*Problem details*. Every record below should be written out exactly; pictures stay out.
■ ■ ■ ■ ■ ■ ■
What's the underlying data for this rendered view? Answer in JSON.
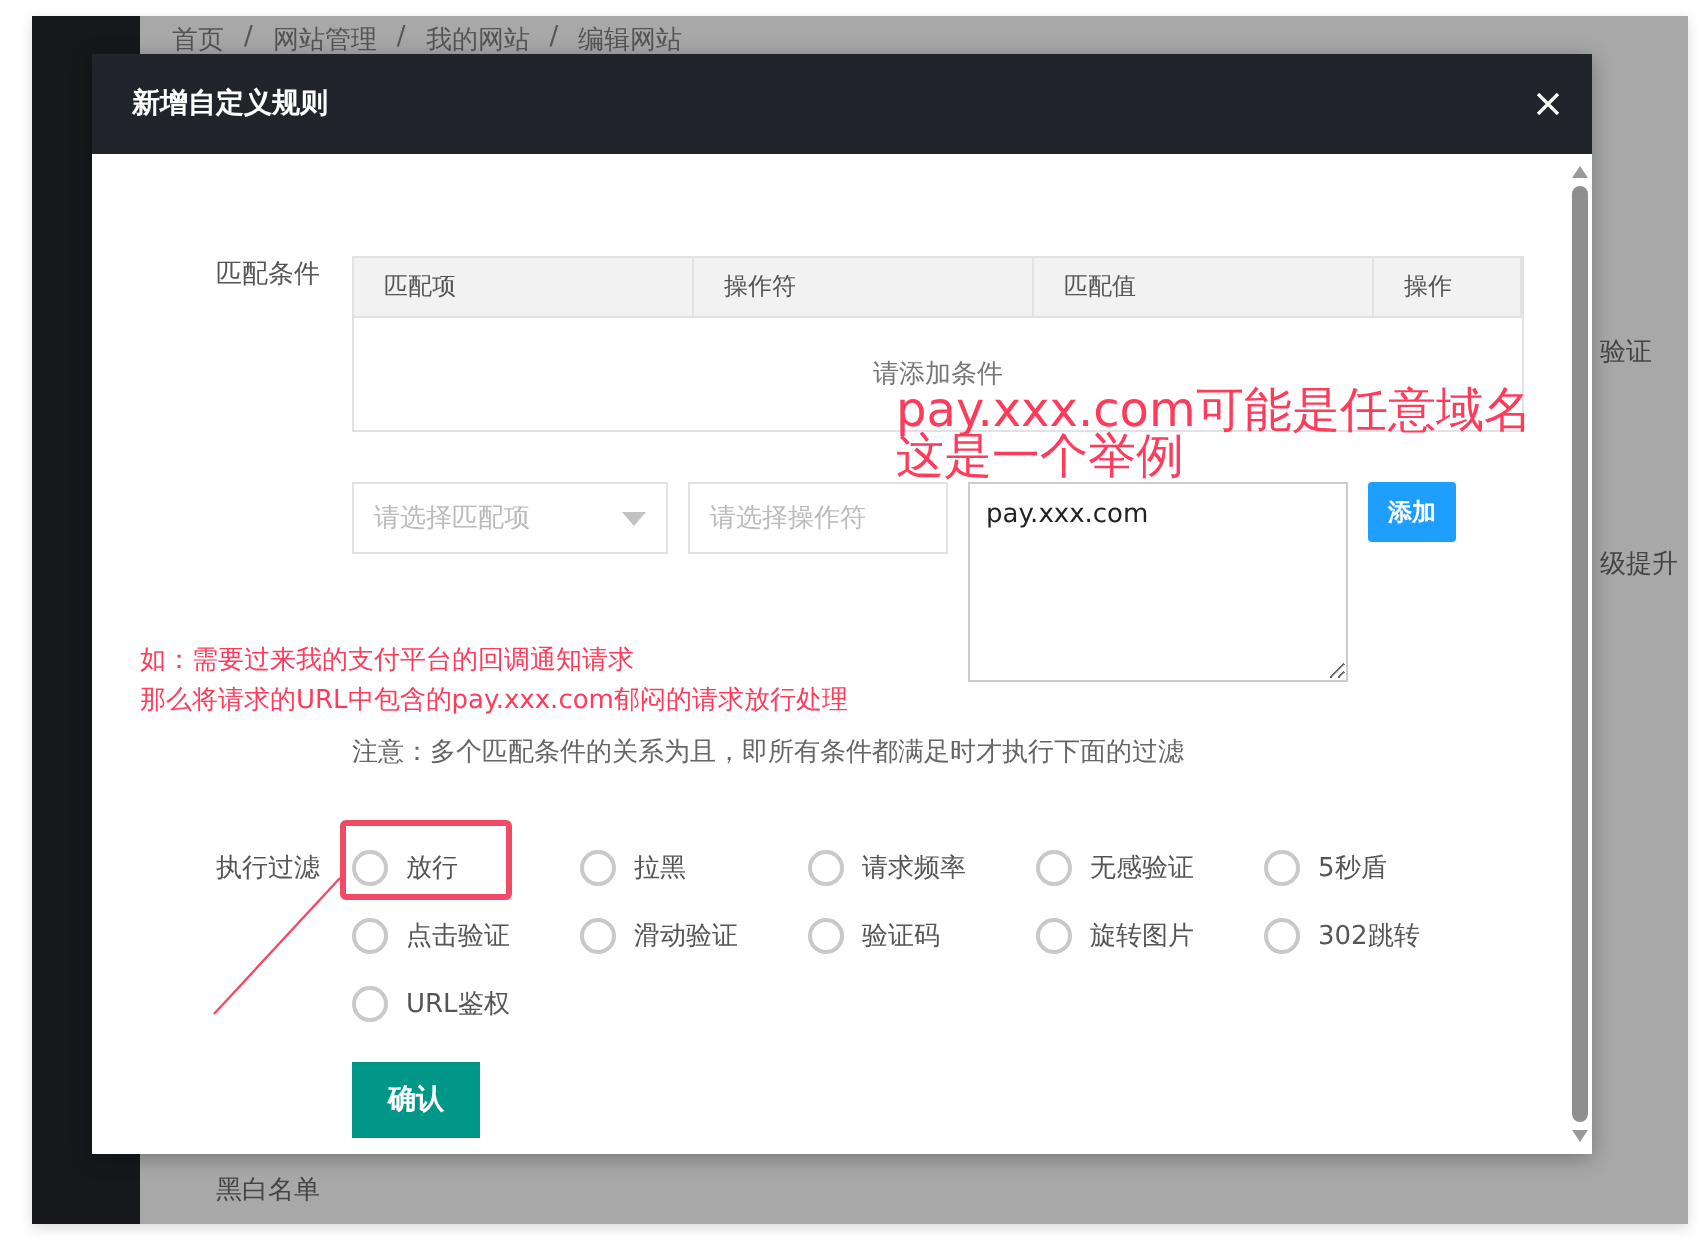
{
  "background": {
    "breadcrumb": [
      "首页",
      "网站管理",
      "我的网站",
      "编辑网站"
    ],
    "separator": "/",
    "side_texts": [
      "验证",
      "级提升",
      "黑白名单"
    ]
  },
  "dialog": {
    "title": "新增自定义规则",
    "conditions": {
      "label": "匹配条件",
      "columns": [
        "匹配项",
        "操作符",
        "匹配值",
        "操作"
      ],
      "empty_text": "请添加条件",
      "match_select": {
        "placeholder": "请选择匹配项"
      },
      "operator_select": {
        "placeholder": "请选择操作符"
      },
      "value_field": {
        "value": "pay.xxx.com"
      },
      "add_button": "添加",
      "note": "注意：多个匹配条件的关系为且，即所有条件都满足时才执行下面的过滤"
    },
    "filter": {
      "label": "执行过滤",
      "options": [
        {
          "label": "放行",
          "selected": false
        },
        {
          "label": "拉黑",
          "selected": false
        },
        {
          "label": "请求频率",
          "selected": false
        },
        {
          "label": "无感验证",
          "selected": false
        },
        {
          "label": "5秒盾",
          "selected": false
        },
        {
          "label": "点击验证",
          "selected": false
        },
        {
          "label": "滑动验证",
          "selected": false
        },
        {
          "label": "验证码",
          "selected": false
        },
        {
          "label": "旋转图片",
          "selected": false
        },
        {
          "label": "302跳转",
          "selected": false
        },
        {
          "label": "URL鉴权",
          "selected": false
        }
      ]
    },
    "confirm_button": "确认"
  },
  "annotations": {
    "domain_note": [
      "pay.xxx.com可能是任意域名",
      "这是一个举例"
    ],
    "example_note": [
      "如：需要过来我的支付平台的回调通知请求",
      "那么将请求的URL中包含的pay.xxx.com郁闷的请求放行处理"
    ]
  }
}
■ ■ ■ ■ ■ ■ ■
*Solution below*.
What's the underlying data for this rendered view? Answer in JSON.
{
  "background": {
    "breadcrumb": [
      "首页",
      "网站管理",
      "我的网站",
      "编辑网站"
    ],
    "separator": "/",
    "side_texts": [
      "验证",
      "级提升",
      "黑白名单"
    ]
  },
  "dialog": {
    "title": "新增自定义规则",
    "conditions": {
      "label": "匹配条件",
      "columns": [
        "匹配项",
        "操作符",
        "匹配值",
        "操作"
      ],
      "empty_text": "请添加条件",
      "match_select": {
        "placeholder": "请选择匹配项"
      },
      "operator_select": {
        "placeholder": "请选择操作符"
      },
      "value_field": {
        "value": "pay.xxx.com"
      },
      "add_button": "添加",
      "note": "注意：多个匹配条件的关系为且，即所有条件都满足时才执行下面的过滤"
    },
    "filter": {
      "label": "执行过滤",
      "options": [
        {
          "label": "放行",
          "selected": false
        },
        {
          "label": "拉黑",
          "selected": false
        },
        {
          "label": "请求频率",
          "selected": false
        },
        {
          "label": "无感验证",
          "selected": false
        },
        {
          "label": "5秒盾",
          "selected": false
        },
        {
          "label": "点击验证",
          "selected": false
        },
        {
          "label": "滑动验证",
          "selected": false
        },
        {
          "label": "验证码",
          "selected": false
        },
        {
          "label": "旋转图片",
          "selected": false
        },
        {
          "label": "302跳转",
          "selected": false
        },
        {
          "label": "URL鉴权",
          "selected": false
        }
      ]
    },
    "confirm_button": "确认"
  },
  "annotations": {
    "domain_note": [
      "pay.xxx.com可能是任意域名",
      "这是一个举例"
    ],
    "example_note": [
      "如：需要过来我的支付平台的回调通知请求",
      "那么将请求的URL中包含的pay.xxx.com郁闷的请求放行处理"
    ]
  }
}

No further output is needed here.